* start Provided records *

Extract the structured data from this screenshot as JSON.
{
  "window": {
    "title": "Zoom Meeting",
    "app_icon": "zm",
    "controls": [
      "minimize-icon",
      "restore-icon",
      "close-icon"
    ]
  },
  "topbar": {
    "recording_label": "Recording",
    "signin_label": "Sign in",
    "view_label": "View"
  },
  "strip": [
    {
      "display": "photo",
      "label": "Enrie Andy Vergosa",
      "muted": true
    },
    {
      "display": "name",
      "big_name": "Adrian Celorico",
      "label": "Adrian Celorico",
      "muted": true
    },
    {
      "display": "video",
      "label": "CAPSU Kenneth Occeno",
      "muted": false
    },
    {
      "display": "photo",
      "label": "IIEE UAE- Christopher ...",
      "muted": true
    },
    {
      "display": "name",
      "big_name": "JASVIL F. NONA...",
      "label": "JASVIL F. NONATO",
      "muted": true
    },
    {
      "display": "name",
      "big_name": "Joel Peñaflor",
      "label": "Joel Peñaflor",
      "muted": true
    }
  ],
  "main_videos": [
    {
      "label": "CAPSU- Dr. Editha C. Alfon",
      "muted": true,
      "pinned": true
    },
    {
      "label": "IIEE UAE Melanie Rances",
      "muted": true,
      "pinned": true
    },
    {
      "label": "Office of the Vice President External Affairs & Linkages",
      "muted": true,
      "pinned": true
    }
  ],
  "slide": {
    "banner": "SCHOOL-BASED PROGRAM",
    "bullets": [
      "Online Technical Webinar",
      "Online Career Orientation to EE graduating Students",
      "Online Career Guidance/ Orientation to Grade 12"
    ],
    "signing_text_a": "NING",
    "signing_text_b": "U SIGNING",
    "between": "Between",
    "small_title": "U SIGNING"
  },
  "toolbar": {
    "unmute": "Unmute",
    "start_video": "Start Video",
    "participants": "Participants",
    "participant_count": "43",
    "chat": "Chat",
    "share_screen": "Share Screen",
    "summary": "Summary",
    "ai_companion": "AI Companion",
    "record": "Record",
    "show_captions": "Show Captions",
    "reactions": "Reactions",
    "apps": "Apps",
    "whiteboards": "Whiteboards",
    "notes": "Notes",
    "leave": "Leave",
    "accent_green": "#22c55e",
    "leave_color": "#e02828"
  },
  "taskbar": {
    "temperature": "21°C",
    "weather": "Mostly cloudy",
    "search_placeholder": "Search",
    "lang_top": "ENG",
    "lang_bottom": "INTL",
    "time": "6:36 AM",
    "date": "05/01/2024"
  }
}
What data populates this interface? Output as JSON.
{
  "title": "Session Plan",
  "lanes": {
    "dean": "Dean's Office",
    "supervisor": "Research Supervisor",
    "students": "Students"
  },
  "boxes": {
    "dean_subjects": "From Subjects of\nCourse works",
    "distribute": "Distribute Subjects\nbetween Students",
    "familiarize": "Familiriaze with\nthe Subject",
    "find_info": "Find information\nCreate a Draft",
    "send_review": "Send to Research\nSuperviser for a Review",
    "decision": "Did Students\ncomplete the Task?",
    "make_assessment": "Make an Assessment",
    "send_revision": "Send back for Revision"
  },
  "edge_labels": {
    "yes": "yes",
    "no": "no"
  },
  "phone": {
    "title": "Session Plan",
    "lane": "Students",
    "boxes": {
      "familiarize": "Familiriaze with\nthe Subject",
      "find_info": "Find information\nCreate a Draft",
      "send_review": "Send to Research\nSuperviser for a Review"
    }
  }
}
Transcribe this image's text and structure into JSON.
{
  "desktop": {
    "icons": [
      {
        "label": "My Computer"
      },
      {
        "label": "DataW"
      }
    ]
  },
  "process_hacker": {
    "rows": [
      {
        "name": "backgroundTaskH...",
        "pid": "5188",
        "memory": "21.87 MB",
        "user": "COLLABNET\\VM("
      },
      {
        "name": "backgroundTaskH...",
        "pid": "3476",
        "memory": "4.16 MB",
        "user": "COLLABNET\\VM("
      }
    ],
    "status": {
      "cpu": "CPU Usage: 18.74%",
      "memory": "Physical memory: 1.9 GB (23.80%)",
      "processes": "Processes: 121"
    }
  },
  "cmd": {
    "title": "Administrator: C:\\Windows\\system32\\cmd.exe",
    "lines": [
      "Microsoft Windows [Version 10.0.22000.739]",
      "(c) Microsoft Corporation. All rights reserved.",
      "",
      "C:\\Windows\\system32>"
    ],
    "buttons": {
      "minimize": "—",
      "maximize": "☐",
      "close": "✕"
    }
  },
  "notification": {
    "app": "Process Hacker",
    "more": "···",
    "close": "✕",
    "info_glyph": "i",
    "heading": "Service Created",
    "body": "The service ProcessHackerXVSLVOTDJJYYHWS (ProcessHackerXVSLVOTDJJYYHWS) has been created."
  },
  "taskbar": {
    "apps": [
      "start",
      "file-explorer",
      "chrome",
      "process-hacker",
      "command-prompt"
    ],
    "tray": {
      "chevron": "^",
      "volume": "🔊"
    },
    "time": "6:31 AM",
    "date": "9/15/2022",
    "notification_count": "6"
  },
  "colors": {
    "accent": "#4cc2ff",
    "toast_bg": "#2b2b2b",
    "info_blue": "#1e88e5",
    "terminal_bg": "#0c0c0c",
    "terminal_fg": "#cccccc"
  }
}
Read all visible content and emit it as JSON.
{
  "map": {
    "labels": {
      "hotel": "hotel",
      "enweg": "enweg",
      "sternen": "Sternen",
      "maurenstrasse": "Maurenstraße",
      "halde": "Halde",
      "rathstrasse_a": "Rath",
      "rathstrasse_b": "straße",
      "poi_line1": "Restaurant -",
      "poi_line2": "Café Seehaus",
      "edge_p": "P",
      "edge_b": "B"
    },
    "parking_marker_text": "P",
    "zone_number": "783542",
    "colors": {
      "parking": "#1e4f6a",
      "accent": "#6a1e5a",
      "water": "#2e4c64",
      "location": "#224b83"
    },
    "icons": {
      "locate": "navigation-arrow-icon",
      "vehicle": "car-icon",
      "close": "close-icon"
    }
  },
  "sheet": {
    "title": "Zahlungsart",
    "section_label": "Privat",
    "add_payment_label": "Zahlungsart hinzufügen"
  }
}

* end Provided records *

Every line from the line containing "Read all visible content and emit it as JSON." to the last line of the material above must be repeated exactly, and no other line.

**Solution to this exercise**
Read all visible content and emit it as JSON.
{
  "map": {
    "labels": {
      "hotel": "hotel",
      "enweg": "enweg",
      "sternen": "Sternen",
      "maurenstrasse": "Maurenstraße",
      "halde": "Halde",
      "rathstrasse_a": "Rath",
      "rathstrasse_b": "straße",
      "poi_line1": "Restaurant -",
      "poi_line2": "Café Seehaus",
      "edge_p": "P",
      "edge_b": "B"
    },
    "parking_marker_text": "P",
    "zone_number": "783542",
    "colors": {
      "parking": "#1e4f6a",
      "accent": "#6a1e5a",
      "water": "#2e4c64",
      "location": "#224b83"
    },
    "icons": {
      "locate": "navigation-arrow-icon",
      "vehicle": "car-icon",
      "close": "close-icon"
    }
  },
  "sheet": {
    "title": "Zahlungsart",
    "section_label": "Privat",
    "add_payment_label": "Zahlungsart hinzufügen"
  }
}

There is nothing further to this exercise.